Requirement 1 — In the biographical text on cartoonist William Boyd Watterson II, in which years was Calvin and Hobbes syndicated?
Requirement 2 — Set down the passage of the Watterson biography from "American cartoonist (born" to "and Hobbes ended." word for word.
Requirement 3 — Extend the biographical text on William Boyd Watterson II past its final sentence.

Extract to read —
________________________

American cartoonist (born 1958)

William Boyd Watterson II (born July 5, 1958) is an American cartoonist who authored the comic strip Calvin and Hobbes. The strip was syndicated from 1985 to 1995. Watterson concluded Calvin and Hobbes with a short statement to newspaper readers that he felt he had achieved all he could in the medium. Watterson is known for his negative views on comic syndication and licensing, his efforts to expand and elevate the newspaper comic as an art form, and his move back into private life after Calvin and Hobbes ended.

Watterson was born in Washington, D.C., and grew up in Chagrin Falls, Ohio. The suburban Midwestern United States setting of Ohio was part of the inspiration for the setting of Calvin and Hobbes. Watterson currently lives in Cleveland Heights, Ohio. He cited works from Charles Schulz, Richard Thompson, Winsor McCay, George Herriman, Walt Kelly, Jim Borgman, Paul Coker, Chuck Jones and Tex Avery as his main influences.

________________________

Bounding-box prediction data
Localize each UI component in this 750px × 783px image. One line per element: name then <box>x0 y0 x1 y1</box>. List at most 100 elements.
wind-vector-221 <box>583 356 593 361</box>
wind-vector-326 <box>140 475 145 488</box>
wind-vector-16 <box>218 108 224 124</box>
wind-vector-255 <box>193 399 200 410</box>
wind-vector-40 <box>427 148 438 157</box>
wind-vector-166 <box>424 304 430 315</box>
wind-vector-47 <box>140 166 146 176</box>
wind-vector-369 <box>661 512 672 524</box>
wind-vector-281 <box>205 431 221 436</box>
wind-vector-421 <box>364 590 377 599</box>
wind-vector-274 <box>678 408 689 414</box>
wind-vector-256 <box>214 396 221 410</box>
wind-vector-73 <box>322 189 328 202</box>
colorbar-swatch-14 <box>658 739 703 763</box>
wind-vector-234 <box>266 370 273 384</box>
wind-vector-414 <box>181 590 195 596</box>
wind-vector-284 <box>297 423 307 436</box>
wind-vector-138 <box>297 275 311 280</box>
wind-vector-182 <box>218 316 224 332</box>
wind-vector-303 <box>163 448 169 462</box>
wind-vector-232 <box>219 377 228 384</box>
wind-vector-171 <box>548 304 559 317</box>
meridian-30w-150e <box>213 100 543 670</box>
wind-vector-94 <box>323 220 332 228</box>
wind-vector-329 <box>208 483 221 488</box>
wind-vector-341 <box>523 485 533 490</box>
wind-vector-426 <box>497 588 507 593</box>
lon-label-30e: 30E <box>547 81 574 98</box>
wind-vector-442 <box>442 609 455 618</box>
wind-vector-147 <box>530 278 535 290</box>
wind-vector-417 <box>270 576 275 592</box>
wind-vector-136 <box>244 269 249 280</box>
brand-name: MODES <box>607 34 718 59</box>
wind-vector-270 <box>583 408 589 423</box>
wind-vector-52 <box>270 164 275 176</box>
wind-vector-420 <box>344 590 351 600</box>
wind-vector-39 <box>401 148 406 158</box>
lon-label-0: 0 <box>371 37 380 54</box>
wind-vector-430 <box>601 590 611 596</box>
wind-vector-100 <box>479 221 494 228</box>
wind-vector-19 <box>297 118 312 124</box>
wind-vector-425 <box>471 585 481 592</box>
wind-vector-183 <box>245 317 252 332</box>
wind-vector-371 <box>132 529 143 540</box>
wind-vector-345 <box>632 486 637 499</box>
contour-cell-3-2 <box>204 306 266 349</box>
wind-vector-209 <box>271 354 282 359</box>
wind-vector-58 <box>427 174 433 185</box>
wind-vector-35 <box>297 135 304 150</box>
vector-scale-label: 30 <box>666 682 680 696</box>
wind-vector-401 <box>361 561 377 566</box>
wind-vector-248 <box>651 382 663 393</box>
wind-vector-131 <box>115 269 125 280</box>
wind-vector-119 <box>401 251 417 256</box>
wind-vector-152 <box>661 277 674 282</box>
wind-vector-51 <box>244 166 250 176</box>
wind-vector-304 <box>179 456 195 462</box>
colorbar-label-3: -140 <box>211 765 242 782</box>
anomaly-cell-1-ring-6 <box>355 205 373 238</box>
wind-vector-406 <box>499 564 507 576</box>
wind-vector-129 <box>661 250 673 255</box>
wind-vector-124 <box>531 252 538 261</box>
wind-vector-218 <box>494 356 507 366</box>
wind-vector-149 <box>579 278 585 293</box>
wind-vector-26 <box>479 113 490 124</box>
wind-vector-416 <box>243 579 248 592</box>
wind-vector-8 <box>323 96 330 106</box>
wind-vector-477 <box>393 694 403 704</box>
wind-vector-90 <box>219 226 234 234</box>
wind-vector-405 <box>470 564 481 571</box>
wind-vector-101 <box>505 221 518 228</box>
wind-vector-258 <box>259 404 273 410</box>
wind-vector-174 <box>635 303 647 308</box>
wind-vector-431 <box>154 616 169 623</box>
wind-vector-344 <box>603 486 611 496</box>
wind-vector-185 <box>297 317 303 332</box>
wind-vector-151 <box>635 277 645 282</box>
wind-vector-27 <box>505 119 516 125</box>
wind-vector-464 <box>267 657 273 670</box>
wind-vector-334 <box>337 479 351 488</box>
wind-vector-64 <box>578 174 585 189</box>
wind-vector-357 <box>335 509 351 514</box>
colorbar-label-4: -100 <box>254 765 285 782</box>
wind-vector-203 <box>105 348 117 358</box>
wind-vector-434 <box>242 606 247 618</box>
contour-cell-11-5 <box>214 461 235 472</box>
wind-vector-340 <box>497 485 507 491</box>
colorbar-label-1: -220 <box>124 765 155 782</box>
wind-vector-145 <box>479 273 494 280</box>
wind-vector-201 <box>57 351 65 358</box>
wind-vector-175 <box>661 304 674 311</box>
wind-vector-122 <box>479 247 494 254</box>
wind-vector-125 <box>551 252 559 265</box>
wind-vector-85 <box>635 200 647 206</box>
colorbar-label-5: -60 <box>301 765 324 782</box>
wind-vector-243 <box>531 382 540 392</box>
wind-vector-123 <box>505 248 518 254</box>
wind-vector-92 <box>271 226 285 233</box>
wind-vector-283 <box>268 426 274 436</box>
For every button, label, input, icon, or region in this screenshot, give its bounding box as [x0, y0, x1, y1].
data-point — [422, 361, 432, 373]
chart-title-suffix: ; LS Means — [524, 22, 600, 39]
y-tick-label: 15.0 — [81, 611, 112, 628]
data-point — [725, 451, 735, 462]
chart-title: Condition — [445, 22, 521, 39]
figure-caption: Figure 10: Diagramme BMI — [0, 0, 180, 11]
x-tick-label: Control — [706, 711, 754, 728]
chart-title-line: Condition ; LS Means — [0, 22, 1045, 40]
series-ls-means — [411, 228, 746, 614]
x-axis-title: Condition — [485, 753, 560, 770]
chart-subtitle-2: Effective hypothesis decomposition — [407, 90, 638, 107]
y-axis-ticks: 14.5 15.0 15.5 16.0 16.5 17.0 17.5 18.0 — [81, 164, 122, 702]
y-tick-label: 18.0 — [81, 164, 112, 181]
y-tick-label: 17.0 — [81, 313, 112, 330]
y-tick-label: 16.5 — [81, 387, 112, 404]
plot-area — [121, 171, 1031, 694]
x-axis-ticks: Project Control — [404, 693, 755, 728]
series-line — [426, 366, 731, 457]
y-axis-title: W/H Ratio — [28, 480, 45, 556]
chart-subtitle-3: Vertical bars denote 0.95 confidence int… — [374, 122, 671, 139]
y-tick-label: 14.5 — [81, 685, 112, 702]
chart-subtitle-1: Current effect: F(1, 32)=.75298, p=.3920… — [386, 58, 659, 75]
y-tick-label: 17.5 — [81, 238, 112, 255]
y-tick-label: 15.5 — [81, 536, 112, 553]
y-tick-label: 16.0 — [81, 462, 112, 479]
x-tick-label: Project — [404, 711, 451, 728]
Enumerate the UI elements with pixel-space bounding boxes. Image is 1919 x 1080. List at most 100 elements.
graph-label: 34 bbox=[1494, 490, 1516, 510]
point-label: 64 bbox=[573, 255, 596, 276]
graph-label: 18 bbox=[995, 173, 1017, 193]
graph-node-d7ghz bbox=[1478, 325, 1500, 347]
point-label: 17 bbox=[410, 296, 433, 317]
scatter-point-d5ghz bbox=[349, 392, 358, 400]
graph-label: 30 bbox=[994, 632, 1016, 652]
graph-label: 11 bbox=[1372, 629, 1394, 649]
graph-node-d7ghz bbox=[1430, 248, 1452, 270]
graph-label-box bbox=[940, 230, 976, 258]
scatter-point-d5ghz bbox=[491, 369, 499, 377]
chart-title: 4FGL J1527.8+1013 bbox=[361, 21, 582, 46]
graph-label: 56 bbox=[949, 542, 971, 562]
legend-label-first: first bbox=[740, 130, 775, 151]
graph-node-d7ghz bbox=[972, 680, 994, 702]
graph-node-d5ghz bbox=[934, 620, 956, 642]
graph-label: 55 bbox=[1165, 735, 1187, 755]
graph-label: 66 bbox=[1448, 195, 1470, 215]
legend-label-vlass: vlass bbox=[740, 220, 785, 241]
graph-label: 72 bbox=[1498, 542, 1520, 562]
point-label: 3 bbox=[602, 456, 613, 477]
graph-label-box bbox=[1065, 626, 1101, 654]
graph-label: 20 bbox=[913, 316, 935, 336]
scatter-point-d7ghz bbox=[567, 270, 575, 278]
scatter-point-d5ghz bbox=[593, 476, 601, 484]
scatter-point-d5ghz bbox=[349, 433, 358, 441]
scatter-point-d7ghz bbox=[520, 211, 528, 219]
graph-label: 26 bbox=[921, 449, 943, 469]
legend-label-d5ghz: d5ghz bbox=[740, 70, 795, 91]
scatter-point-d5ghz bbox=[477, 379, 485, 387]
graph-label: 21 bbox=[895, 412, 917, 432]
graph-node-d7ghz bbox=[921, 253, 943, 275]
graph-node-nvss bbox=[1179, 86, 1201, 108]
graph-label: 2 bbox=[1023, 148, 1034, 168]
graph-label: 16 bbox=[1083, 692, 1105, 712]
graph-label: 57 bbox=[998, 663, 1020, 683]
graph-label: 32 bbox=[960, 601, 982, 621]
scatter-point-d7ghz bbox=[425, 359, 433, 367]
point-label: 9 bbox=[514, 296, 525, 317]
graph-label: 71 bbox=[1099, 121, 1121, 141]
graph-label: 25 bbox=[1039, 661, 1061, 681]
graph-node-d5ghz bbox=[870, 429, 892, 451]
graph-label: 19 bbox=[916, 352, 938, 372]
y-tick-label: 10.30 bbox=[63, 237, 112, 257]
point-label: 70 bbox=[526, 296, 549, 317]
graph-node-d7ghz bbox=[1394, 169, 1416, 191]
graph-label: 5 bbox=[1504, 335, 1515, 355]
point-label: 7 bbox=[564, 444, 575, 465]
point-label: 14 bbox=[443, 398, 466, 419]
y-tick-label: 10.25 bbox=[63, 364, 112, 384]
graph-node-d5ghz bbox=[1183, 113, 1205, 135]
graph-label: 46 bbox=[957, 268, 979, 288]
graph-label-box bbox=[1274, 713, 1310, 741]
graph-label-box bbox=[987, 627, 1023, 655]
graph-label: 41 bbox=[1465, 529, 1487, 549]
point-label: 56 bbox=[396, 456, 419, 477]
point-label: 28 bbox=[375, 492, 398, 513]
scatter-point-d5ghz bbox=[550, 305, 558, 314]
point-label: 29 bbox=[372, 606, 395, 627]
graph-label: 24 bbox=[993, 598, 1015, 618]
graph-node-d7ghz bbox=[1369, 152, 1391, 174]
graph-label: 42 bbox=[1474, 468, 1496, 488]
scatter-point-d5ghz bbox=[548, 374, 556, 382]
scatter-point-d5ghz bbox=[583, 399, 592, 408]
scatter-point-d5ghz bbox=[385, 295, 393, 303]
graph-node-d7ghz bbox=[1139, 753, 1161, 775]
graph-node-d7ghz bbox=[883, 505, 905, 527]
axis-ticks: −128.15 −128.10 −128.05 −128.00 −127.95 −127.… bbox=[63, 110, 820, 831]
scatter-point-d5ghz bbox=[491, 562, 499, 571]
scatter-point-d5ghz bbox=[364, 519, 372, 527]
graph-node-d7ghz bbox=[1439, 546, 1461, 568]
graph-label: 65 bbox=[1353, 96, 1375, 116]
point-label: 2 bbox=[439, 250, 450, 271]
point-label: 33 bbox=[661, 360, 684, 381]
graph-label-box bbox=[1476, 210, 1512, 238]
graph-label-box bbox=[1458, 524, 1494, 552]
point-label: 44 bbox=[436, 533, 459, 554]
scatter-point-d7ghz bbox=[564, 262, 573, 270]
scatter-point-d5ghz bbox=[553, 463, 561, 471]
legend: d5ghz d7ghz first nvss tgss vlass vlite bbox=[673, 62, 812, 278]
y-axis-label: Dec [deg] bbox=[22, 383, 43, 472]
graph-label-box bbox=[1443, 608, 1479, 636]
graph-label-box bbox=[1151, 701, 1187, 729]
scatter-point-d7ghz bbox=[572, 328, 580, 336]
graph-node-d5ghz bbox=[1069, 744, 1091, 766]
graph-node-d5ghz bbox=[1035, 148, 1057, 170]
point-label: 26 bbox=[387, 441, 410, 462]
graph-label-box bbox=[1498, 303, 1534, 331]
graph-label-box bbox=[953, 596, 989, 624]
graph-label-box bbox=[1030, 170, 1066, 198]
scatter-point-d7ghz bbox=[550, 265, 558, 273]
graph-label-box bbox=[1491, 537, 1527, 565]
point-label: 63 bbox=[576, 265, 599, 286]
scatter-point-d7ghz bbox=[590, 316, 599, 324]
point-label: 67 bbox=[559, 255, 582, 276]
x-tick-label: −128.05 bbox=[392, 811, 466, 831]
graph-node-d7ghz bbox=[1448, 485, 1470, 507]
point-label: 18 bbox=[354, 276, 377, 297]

________________________

Task result 1 — From 1985 to 1995.

Task result 2 —
American cartoonist (born 1958)

William Boyd Watterson II (born July 5, 1958) is an American cartoonist who authored the comic strip Calvin and Hobbes. The strip was syndicated from 1985 to 1995. Watterson concluded Calvin and Hobbes with a short statement to newspaper readers that he felt he had achieved all he could in the medium. Watterson is known for his negative views on comic syndication and licensing, his efforts to expand and elevate the newspaper comic as an art form, and his move back into private life after Calvin and Hobbes ended.

Task result 3 —
==Early life==
Bill Watterson was born on July 5, 1958, in Washington, D.C., to Kathryn Watterson (1933–2022) and James Godfrey Watterson (1932–2016). His father worked as a patent attorney. In 1965, six-year-old Watterson and his family moved to Chagrin Falls, Ohio, a suburb of Cleveland. Watterson has a younger brother, Thomas Watterson, who lives in Austin, Texas, and worked as a musician before becoming an educator.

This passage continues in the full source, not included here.